--- START OF Information given ---

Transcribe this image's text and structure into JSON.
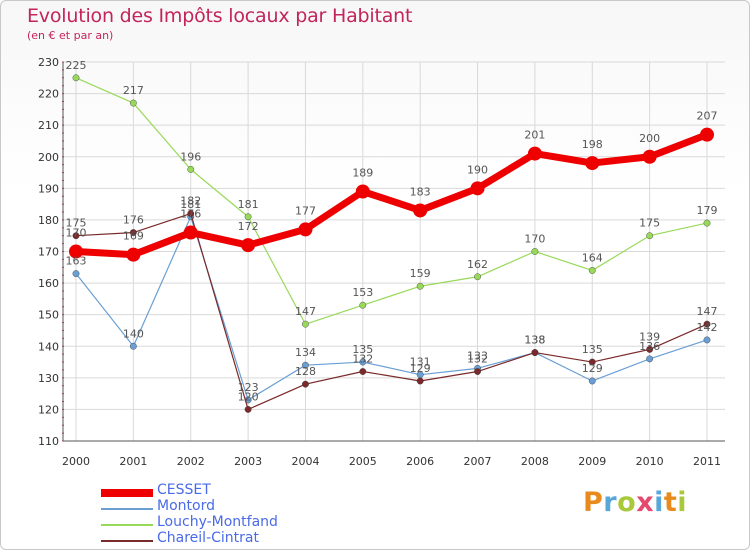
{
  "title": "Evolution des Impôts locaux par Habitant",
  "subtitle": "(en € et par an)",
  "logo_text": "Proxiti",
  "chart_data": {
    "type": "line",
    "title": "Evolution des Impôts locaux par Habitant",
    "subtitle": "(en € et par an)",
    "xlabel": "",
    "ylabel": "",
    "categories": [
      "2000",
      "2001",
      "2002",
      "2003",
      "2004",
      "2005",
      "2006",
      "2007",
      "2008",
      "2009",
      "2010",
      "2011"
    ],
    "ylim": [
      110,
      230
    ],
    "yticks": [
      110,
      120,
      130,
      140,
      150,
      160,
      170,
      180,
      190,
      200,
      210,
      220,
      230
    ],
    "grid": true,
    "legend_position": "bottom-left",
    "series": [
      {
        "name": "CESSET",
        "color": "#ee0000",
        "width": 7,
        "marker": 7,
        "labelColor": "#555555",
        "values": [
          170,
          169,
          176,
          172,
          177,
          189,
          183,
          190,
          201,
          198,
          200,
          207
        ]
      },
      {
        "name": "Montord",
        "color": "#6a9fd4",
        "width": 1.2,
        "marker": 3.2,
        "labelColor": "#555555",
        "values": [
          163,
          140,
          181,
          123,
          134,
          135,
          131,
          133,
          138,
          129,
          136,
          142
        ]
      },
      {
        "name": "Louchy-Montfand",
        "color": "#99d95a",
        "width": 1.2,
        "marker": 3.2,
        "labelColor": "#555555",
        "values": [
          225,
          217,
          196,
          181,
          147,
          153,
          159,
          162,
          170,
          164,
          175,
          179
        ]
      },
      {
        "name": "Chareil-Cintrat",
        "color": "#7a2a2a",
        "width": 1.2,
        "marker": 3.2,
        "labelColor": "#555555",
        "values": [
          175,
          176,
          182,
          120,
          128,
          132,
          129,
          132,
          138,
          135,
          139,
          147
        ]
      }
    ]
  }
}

--- END OF Information given ---
--- START OF Information given ---

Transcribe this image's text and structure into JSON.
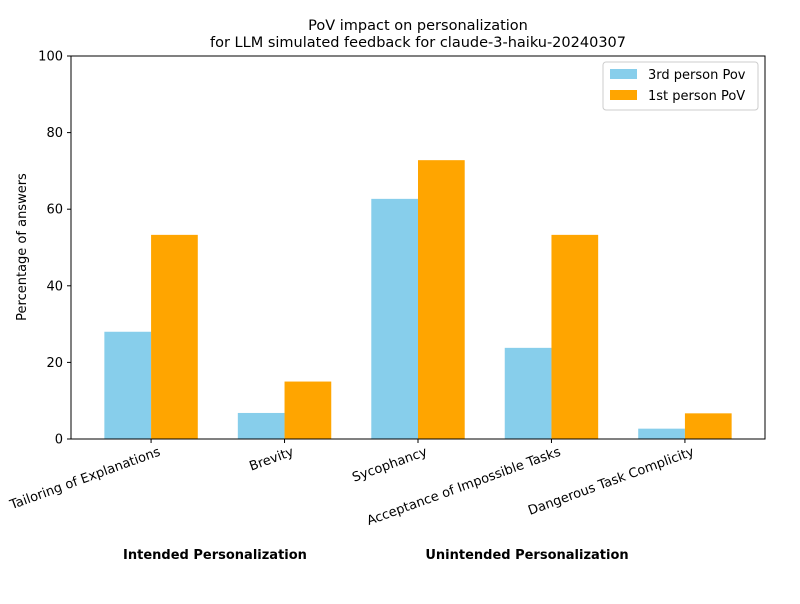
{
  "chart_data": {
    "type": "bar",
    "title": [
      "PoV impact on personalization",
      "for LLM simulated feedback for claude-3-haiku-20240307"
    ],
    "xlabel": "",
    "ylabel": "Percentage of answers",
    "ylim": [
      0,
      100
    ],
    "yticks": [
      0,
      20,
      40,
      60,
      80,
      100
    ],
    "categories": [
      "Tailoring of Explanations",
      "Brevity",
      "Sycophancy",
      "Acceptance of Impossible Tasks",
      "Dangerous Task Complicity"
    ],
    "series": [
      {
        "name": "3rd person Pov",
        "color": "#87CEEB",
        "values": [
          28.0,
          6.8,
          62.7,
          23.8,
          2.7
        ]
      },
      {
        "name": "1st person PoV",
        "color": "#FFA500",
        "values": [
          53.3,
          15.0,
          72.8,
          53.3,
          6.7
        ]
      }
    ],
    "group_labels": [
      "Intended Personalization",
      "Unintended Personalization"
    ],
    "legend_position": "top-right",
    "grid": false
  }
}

--- END OF Information given ---
--- START OF Information given ---

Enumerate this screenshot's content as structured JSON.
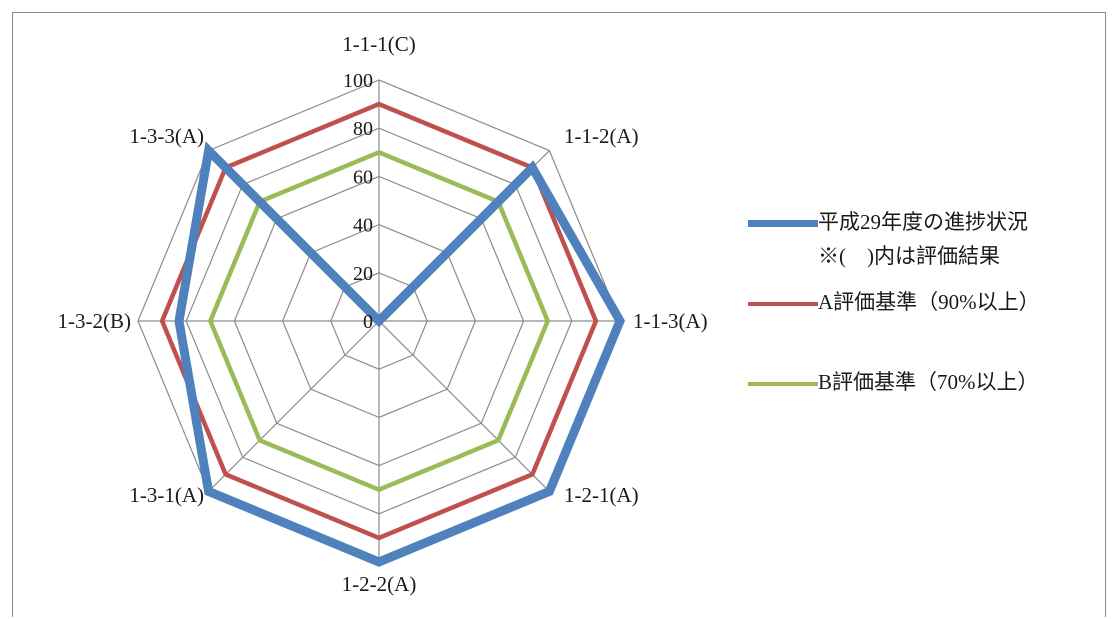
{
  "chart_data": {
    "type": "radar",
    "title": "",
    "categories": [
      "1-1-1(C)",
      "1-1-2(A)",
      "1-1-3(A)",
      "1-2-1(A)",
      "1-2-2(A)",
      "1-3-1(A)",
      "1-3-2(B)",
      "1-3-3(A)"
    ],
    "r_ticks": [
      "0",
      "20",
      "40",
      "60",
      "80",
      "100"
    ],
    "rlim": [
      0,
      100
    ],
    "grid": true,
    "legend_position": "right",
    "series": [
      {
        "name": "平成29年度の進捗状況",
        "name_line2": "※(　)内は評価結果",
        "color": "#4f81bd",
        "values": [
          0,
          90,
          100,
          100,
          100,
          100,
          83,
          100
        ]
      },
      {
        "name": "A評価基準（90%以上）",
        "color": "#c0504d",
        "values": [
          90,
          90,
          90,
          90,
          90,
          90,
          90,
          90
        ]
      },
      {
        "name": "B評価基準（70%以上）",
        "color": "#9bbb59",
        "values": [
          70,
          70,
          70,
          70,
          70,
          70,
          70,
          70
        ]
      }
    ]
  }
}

--- END OF Information given ---

● **Stated exercise**
In the entries above, identify each line that includes the string "subtitle", then copy it.

● **Response below**
  "subtitle": "(en € et par an)",
    "subtitle": "(en € et par an)",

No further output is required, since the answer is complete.